── Source material

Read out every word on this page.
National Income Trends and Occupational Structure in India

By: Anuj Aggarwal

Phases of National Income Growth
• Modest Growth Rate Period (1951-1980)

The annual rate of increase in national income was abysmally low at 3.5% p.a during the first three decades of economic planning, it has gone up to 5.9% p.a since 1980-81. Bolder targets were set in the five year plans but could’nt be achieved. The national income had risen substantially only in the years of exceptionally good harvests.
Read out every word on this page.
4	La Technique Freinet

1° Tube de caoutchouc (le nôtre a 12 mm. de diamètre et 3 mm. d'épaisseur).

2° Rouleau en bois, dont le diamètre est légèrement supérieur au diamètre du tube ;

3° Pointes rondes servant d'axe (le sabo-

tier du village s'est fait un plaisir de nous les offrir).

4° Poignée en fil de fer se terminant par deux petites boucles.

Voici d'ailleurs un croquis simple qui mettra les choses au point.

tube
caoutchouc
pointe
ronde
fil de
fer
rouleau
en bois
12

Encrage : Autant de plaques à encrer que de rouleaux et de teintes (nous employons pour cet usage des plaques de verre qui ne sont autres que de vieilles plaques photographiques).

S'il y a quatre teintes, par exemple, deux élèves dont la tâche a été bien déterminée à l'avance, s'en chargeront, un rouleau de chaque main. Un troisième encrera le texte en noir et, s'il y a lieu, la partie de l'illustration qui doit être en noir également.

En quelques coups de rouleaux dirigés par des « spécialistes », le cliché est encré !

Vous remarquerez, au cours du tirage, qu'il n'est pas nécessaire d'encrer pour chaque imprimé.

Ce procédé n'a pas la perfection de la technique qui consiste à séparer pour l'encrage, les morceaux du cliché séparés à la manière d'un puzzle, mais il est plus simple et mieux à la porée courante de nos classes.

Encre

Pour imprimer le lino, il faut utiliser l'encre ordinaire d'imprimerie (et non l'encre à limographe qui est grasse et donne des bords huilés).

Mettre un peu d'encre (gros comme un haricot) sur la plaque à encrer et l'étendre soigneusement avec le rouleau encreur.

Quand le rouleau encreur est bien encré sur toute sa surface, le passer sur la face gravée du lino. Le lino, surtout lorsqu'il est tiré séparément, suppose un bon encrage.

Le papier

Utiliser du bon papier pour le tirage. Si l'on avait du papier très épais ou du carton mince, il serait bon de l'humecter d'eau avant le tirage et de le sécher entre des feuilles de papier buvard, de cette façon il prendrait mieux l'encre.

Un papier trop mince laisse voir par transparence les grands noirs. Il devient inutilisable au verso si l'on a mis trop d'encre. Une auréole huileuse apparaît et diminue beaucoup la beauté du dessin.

────

Would you copy out each line exactly as written?

Task solution:
Read out every word on this page.
National Income Trends and Occupational Structure in India

By: Anuj Aggarwal

Phases of National Income Growth
• Modest Growth Rate Period (1951-1980)

The annual rate of increase in national income was abysmally low at 3.5% p.a during the first three decades of economic planning, it has gone up to 5.9% p.a since 1980-81. Bolder targets were set in the five year plans but could’nt be achieved. The national income had risen substantially only in the years of exceptionally good harvests.
Read out every word on this page.
4	La Technique Freinet

1° Tube de caoutchouc (le nôtre a 12 mm. de diamètre et 3 mm. d'épaisseur).

2° Rouleau en bois, dont le diamètre est légèrement supérieur au diamètre du tube ;

3° Pointes rondes servant d'axe (le sabo-

tier du village s'est fait un plaisir de nous les offrir).

4° Poignée en fil de fer se terminant par deux petites boucles.

Voici d'ailleurs un croquis simple qui mettra les choses au point.

tube
caoutchouc
pointe
ronde
fil de
fer
rouleau
en bois
12

Encrage : Autant de plaques à encrer que de rouleaux et de teintes (nous employons pour cet usage des plaques de verre qui ne sont autres que de vieilles plaques photographiques).

S'il y a quatre teintes, par exemple, deux élèves dont la tâche a été bien déterminée à l'avance, s'en chargeront, un rouleau de chaque main. Un troisième encrera le texte en noir et, s'il y a lieu, la partie de l'illustration qui doit être en noir également.

En quelques coups de rouleaux dirigés par des « spécialistes », le cliché est encré !

Vous remarquerez, au cours du tirage, qu'il n'est pas nécessaire d'encrer pour chaque imprimé.

Ce procédé n'a pas la perfection de la technique qui consiste à séparer pour l'encrage, les morceaux du cliché séparés à la manière d'un puzzle, mais il est plus simple et mieux à la porée courante de nos classes.

Encre

Pour imprimer le lino, il faut utiliser l'encre ordinaire d'imprimerie (et non l'encre à limographe qui est grasse et donne des bords huilés).

Mettre un peu d'encre (gros comme un haricot) sur la plaque à encrer et l'étendre soigneusement avec le rouleau encreur.

Quand le rouleau encreur est bien encré sur toute sa surface, le passer sur la face gravée du lino. Le lino, surtout lorsqu'il est tiré séparément, suppose un bon encrage.

Le papier

Utiliser du bon papier pour le tirage. Si l'on avait du papier très épais ou du carton mince, il serait bon de l'humecter d'eau avant le tirage et de le sécher entre des feuilles de papier buvard, de cette façon il prendrait mieux l'encre.

Un papier trop mince laisse voir par transparence les grands noirs. Il devient inutilisable au verso si l'on a mis trop d'encre. Une auréole huileuse apparaît et diminue beaucoup la beauté du dessin.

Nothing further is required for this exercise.